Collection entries
* start *
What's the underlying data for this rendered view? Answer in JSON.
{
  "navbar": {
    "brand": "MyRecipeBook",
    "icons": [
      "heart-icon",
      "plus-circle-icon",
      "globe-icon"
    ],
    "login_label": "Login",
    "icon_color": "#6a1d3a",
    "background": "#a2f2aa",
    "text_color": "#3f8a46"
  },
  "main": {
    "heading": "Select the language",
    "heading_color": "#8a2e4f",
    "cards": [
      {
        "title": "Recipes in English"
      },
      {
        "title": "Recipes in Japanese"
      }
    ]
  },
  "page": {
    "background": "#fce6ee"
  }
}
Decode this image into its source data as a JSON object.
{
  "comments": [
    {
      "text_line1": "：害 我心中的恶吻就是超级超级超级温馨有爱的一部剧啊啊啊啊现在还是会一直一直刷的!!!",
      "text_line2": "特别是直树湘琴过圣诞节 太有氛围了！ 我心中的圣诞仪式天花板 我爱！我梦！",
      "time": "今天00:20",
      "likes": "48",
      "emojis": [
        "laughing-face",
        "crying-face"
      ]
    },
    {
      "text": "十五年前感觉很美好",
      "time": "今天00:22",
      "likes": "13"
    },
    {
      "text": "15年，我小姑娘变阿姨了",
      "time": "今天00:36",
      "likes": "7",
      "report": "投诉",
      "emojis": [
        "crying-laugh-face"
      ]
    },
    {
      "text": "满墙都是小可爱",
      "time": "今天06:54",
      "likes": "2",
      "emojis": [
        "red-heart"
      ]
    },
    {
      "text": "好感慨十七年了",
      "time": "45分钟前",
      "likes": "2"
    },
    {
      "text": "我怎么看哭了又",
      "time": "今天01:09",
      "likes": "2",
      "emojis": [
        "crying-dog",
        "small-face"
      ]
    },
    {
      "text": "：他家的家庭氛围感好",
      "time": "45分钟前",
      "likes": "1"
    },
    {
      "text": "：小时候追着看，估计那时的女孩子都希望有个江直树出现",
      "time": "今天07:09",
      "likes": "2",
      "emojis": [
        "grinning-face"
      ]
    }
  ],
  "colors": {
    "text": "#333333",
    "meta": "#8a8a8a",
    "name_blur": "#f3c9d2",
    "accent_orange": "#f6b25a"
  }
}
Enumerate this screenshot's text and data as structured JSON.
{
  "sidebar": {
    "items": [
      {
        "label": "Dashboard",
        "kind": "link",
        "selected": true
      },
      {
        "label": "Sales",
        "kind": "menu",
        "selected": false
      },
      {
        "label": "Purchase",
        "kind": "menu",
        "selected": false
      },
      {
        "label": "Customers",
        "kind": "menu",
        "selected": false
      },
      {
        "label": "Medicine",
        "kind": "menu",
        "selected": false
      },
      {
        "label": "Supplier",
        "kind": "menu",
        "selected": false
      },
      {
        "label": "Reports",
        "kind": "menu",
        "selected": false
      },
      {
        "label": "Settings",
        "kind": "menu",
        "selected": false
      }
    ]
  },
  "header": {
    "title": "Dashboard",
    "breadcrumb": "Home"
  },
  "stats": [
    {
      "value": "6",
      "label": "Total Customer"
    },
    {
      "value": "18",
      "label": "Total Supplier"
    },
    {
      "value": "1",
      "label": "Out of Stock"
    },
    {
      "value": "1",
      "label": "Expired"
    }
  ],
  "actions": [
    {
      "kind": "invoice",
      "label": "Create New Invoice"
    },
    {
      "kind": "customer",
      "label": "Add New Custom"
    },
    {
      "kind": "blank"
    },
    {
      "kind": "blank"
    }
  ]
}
* end *
Your task is to give the records above again, exactly.

What's the underlying data for this rendered view? Answer in JSON.
{
  "navbar": {
    "brand": "MyRecipeBook",
    "icons": [
      "heart-icon",
      "plus-circle-icon",
      "globe-icon"
    ],
    "login_label": "Login",
    "icon_color": "#6a1d3a",
    "background": "#a2f2aa",
    "text_color": "#3f8a46"
  },
  "main": {
    "heading": "Select the language",
    "heading_color": "#8a2e4f",
    "cards": [
      {
        "title": "Recipes in English"
      },
      {
        "title": "Recipes in Japanese"
      }
    ]
  },
  "page": {
    "background": "#fce6ee"
  }
}
Decode this image into its source data as a JSON object.
{
  "comments": [
    {
      "text_line1": "：害 我心中的恶吻就是超级超级超级温馨有爱的一部剧啊啊啊啊现在还是会一直一直刷的!!!",
      "text_line2": "特别是直树湘琴过圣诞节 太有氛围了！ 我心中的圣诞仪式天花板 我爱！我梦！",
      "time": "今天00:20",
      "likes": "48",
      "emojis": [
        "laughing-face",
        "crying-face"
      ]
    },
    {
      "text": "十五年前感觉很美好",
      "time": "今天00:22",
      "likes": "13"
    },
    {
      "text": "15年，我小姑娘变阿姨了",
      "time": "今天00:36",
      "likes": "7",
      "report": "投诉",
      "emojis": [
        "crying-laugh-face"
      ]
    },
    {
      "text": "满墙都是小可爱",
      "time": "今天06:54",
      "likes": "2",
      "emojis": [
        "red-heart"
      ]
    },
    {
      "text": "好感慨十七年了",
      "time": "45分钟前",
      "likes": "2"
    },
    {
      "text": "我怎么看哭了又",
      "time": "今天01:09",
      "likes": "2",
      "emojis": [
        "crying-dog",
        "small-face"
      ]
    },
    {
      "text": "：他家的家庭氛围感好",
      "time": "45分钟前",
      "likes": "1"
    },
    {
      "text": "：小时候追着看，估计那时的女孩子都希望有个江直树出现",
      "time": "今天07:09",
      "likes": "2",
      "emojis": [
        "grinning-face"
      ]
    }
  ],
  "colors": {
    "text": "#333333",
    "meta": "#8a8a8a",
    "name_blur": "#f3c9d2",
    "accent_orange": "#f6b25a"
  }
}
Enumerate this screenshot's text and data as structured JSON.
{
  "sidebar": {
    "items": [
      {
        "label": "Dashboard",
        "kind": "link",
        "selected": true
      },
      {
        "label": "Sales",
        "kind": "menu",
        "selected": false
      },
      {
        "label": "Purchase",
        "kind": "menu",
        "selected": false
      },
      {
        "label": "Customers",
        "kind": "menu",
        "selected": false
      },
      {
        "label": "Medicine",
        "kind": "menu",
        "selected": false
      },
      {
        "label": "Supplier",
        "kind": "menu",
        "selected": false
      },
      {
        "label": "Reports",
        "kind": "menu",
        "selected": false
      },
      {
        "label": "Settings",
        "kind": "menu",
        "selected": false
      }
    ]
  },
  "header": {
    "title": "Dashboard",
    "breadcrumb": "Home"
  },
  "stats": [
    {
      "value": "6",
      "label": "Total Customer"
    },
    {
      "value": "18",
      "label": "Total Supplier"
    },
    {
      "value": "1",
      "label": "Out of Stock"
    },
    {
      "value": "1",
      "label": "Expired"
    }
  ],
  "actions": [
    {
      "kind": "invoice",
      "label": "Create New Invoice"
    },
    {
      "kind": "customer",
      "label": "Add New Custom"
    },
    {
      "kind": "blank"
    },
    {
      "kind": "blank"
    }
  ]
}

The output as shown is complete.